[Begin]
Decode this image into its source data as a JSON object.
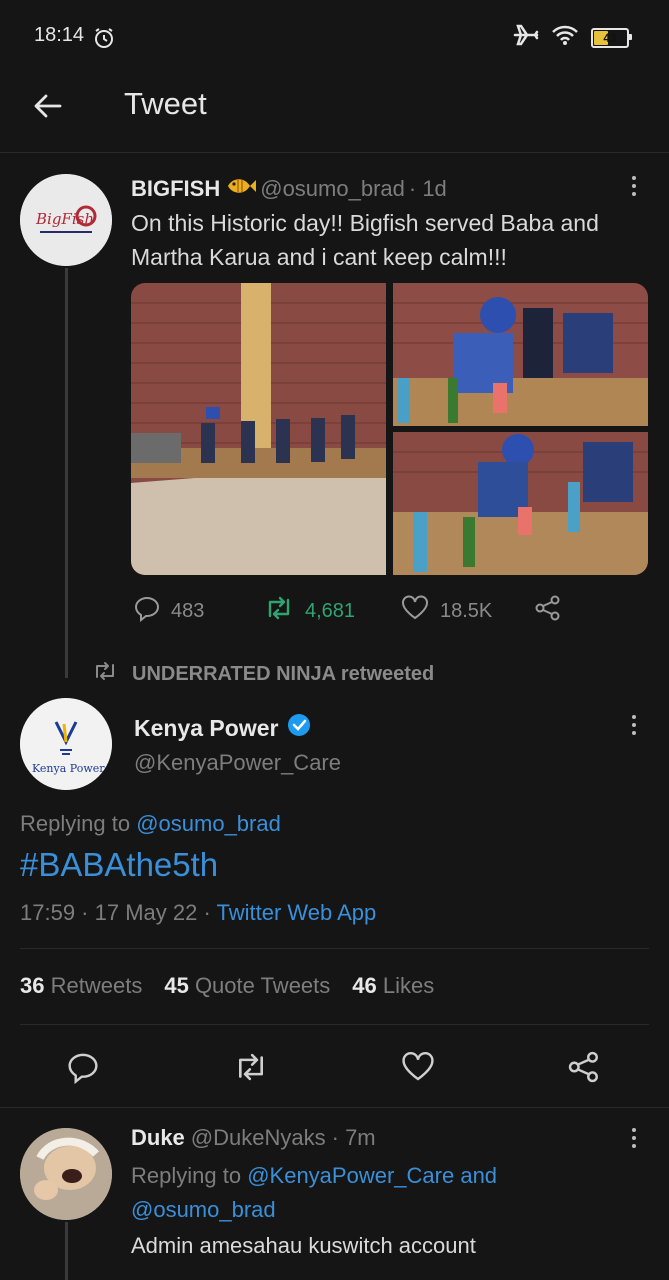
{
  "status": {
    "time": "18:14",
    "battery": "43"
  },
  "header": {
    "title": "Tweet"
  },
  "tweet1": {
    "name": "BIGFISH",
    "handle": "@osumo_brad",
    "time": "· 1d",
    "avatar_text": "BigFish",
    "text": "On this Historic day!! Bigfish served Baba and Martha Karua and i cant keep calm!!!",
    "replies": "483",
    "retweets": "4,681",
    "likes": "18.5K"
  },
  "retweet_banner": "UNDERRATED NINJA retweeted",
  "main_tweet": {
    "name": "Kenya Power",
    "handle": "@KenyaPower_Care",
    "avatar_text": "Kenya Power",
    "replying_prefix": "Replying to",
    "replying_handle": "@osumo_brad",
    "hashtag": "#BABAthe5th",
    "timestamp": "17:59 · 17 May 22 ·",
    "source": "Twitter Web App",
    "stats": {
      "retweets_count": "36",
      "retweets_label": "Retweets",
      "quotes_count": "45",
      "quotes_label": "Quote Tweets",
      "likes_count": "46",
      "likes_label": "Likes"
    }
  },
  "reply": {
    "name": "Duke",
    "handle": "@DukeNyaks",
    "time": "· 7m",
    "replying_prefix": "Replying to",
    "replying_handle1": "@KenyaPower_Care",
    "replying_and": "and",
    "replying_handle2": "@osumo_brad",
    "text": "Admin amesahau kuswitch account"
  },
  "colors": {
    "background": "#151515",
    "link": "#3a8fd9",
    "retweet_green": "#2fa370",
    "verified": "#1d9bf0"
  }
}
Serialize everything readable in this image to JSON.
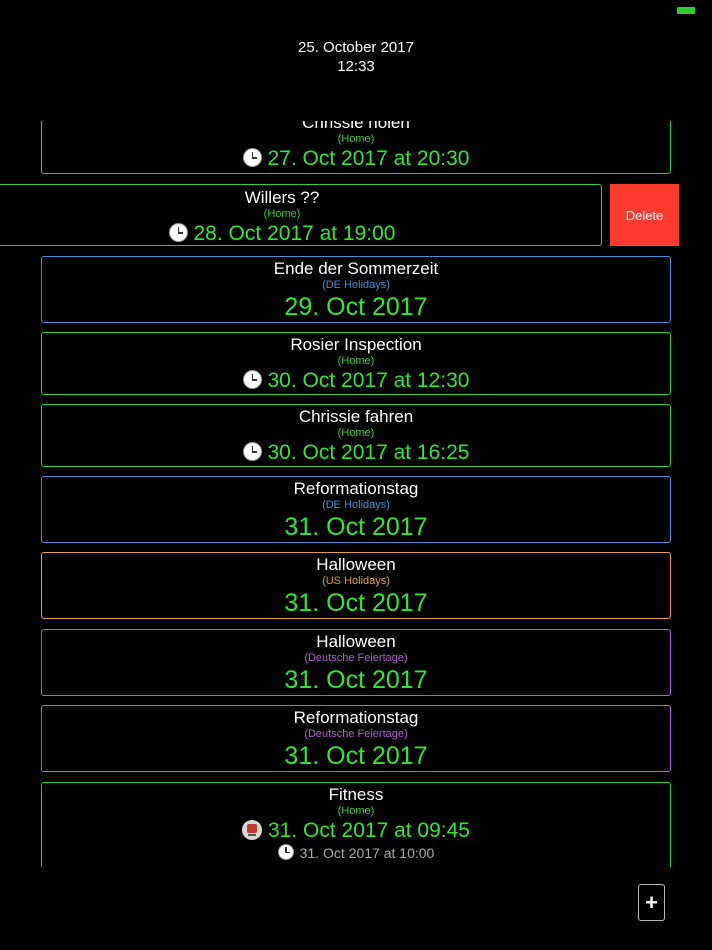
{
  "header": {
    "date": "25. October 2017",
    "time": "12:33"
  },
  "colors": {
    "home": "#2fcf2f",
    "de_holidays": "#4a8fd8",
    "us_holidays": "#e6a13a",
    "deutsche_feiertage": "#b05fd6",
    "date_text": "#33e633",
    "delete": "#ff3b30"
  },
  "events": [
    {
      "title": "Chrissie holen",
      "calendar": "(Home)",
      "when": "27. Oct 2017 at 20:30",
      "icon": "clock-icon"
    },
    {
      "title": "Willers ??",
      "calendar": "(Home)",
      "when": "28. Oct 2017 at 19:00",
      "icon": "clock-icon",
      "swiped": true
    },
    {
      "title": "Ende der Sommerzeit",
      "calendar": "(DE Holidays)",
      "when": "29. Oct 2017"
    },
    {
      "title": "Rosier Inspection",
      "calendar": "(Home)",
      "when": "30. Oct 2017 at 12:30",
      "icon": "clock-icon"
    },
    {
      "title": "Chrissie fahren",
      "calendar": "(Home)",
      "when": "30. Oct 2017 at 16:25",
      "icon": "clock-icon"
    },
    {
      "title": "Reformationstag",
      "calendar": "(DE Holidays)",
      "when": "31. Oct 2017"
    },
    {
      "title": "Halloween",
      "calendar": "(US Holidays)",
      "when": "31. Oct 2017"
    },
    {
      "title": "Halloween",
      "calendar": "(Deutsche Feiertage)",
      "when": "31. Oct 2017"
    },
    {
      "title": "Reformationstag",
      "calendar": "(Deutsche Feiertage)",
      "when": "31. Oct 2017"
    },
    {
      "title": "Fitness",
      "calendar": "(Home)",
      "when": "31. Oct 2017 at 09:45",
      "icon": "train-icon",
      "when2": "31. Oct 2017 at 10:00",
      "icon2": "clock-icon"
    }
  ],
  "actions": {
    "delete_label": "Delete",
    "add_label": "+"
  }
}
[End]
(Written request) Strip out the pictures and quote the remaining data word for word.

(Result of the task)
Decode this image into its source data as a JSON object.
{
  "status": {
    "time": "18:14",
    "battery": "43"
  },
  "header": {
    "title": "Tweet"
  },
  "tweet1": {
    "name": "BIGFISH",
    "handle": "@osumo_brad",
    "time": "· 1d",
    "avatar_text": "BigFish",
    "text": "On this Historic day!! Bigfish served Baba and Martha Karua and i cant keep calm!!!",
    "replies": "483",
    "retweets": "4,681",
    "likes": "18.5K"
  },
  "retweet_banner": "UNDERRATED NINJA retweeted",
  "main_tweet": {
    "name": "Kenya Power",
    "handle": "@KenyaPower_Care",
    "avatar_text": "Kenya Power",
    "replying_prefix": "Replying to",
    "replying_handle": "@osumo_brad",
    "hashtag": "#BABAthe5th",
    "timestamp": "17:59 · 17 May 22 ·",
    "source": "Twitter Web App",
    "stats": {
      "retweets_count": "36",
      "retweets_label": "Retweets",
      "quotes_count": "45",
      "quotes_label": "Quote Tweets",
      "likes_count": "46",
      "likes_label": "Likes"
    }
  },
  "reply": {
    "name": "Duke",
    "handle": "@DukeNyaks",
    "time": "· 7m",
    "replying_prefix": "Replying to",
    "replying_handle1": "@KenyaPower_Care",
    "replying_and": "and",
    "replying_handle2": "@osumo_brad",
    "text": "Admin amesahau kuswitch account"
  },
  "colors": {
    "background": "#151515",
    "link": "#3a8fd9",
    "retweet_green": "#2fa370",
    "verified": "#1d9bf0"
  }
}
Serialize everything readable in this image to JSON.
{
  "header": {
    "date": "25. October 2017",
    "time": "12:33"
  },
  "colors": {
    "home": "#2fcf2f",
    "de_holidays": "#4a8fd8",
    "us_holidays": "#e6a13a",
    "deutsche_feiertage": "#b05fd6",
    "date_text": "#33e633",
    "delete": "#ff3b30"
  },
  "events": [
    {
      "title": "Chrissie holen",
      "calendar": "(Home)",
      "when": "27. Oct 2017 at 20:30",
      "icon": "clock-icon"
    },
    {
      "title": "Willers ??",
      "calendar": "(Home)",
      "when": "28. Oct 2017 at 19:00",
      "icon": "clock-icon",
      "swiped": true
    },
    {
      "title": "Ende der Sommerzeit",
      "calendar": "(DE Holidays)",
      "when": "29. Oct 2017"
    },
    {
      "title": "Rosier Inspection",
      "calendar": "(Home)",
      "when": "30. Oct 2017 at 12:30",
      "icon": "clock-icon"
    },
    {
      "title": "Chrissie fahren",
      "calendar": "(Home)",
      "when": "30. Oct 2017 at 16:25",
      "icon": "clock-icon"
    },
    {
      "title": "Reformationstag",
      "calendar": "(DE Holidays)",
      "when": "31. Oct 2017"
    },
    {
      "title": "Halloween",
      "calendar": "(US Holidays)",
      "when": "31. Oct 2017"
    },
    {
      "title": "Halloween",
      "calendar": "(Deutsche Feiertage)",
      "when": "31. Oct 2017"
    },
    {
      "title": "Reformationstag",
      "calendar": "(Deutsche Feiertage)",
      "when": "31. Oct 2017"
    },
    {
      "title": "Fitness",
      "calendar": "(Home)",
      "when": "31. Oct 2017 at 09:45",
      "icon": "train-icon",
      "when2": "31. Oct 2017 at 10:00",
      "icon2": "clock-icon"
    }
  ],
  "actions": {
    "delete_label": "Delete",
    "add_label": "+"
  }
}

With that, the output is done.